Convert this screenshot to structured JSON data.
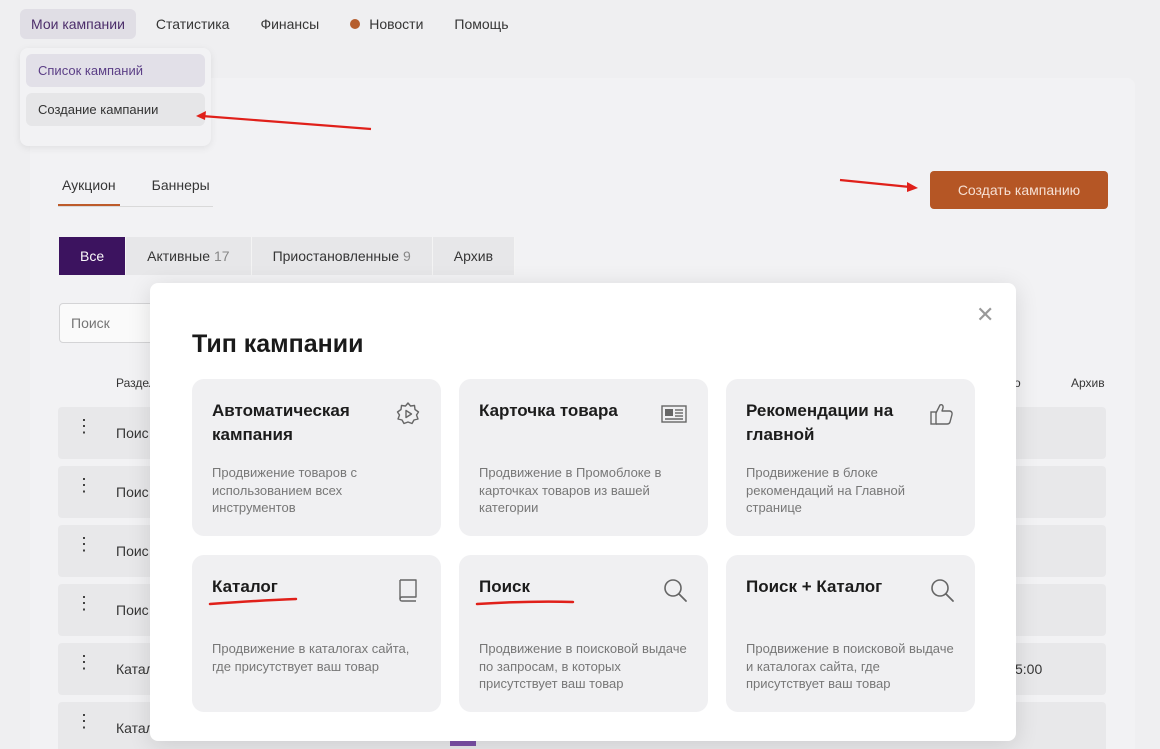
{
  "topnav": {
    "items": [
      {
        "label": "Мои кампании"
      },
      {
        "label": "Статистика"
      },
      {
        "label": "Финансы"
      },
      {
        "label": "Новости"
      },
      {
        "label": "Помощь"
      }
    ]
  },
  "dropdown": {
    "items": [
      {
        "label": "Список кампаний"
      },
      {
        "label": "Создание кампании"
      }
    ]
  },
  "tabs": [
    {
      "label": "Аукцион"
    },
    {
      "label": "Баннеры"
    }
  ],
  "create_button": "Создать кампанию",
  "filters": [
    {
      "label": "Все",
      "count": ""
    },
    {
      "label": "Активные",
      "count": "17"
    },
    {
      "label": "Приостановленные",
      "count": "9"
    },
    {
      "label": "Архив",
      "count": ""
    }
  ],
  "search": {
    "placeholder": "Поиск"
  },
  "columns": {
    "section": "Раздел",
    "archive": "Архив",
    "end": "о"
  },
  "rows": [
    {
      "name": "Поис",
      "time": ""
    },
    {
      "name": "Поис",
      "time": ""
    },
    {
      "name": "Поис",
      "time": ""
    },
    {
      "name": "Поис",
      "time": ""
    },
    {
      "name": "Катал",
      "time": "5:00"
    },
    {
      "name": "Катал",
      "time": ""
    }
  ],
  "modal": {
    "title": "Тип кампании",
    "cards": [
      {
        "title": "Автоматическая кампания",
        "desc": "Продвижение товаров с использованием всех инструментов",
        "icon": "gear-play-icon"
      },
      {
        "title": "Карточка товара",
        "desc": "Продвижение в Промоблоке в карточках товаров из вашей категории",
        "icon": "product-card-icon"
      },
      {
        "title": "Рекомендации на главной",
        "desc": "Продвижение в блоке рекомендаций на Главной странице",
        "icon": "thumbs-up-icon"
      },
      {
        "title": "Каталог",
        "desc": "Продвижение в каталогах сайта, где присутствует ваш товар",
        "icon": "book-icon"
      },
      {
        "title": "Поиск",
        "desc": "Продвижение в поисковой выдаче по запросам, в которых присутствует ваш товар",
        "icon": "search-icon"
      },
      {
        "title": "Поиск + Каталог",
        "desc": "Продвижение в поисковой выдаче и каталогах сайта, где присутствует ваш товар",
        "icon": "search-icon"
      }
    ]
  },
  "colors": {
    "accent": "#b85522",
    "active_filter": "#3a0f5e",
    "annotation": "#e0201a"
  }
}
.....
_Prompt_.
Every line that holds the word "товаров" should be extracted.

_Response_.
        "desc": "Продвижение товаров с использованием всех инструментов",
        "desc": "Продвижение в Промоблоке в карточках товаров из вашей категории",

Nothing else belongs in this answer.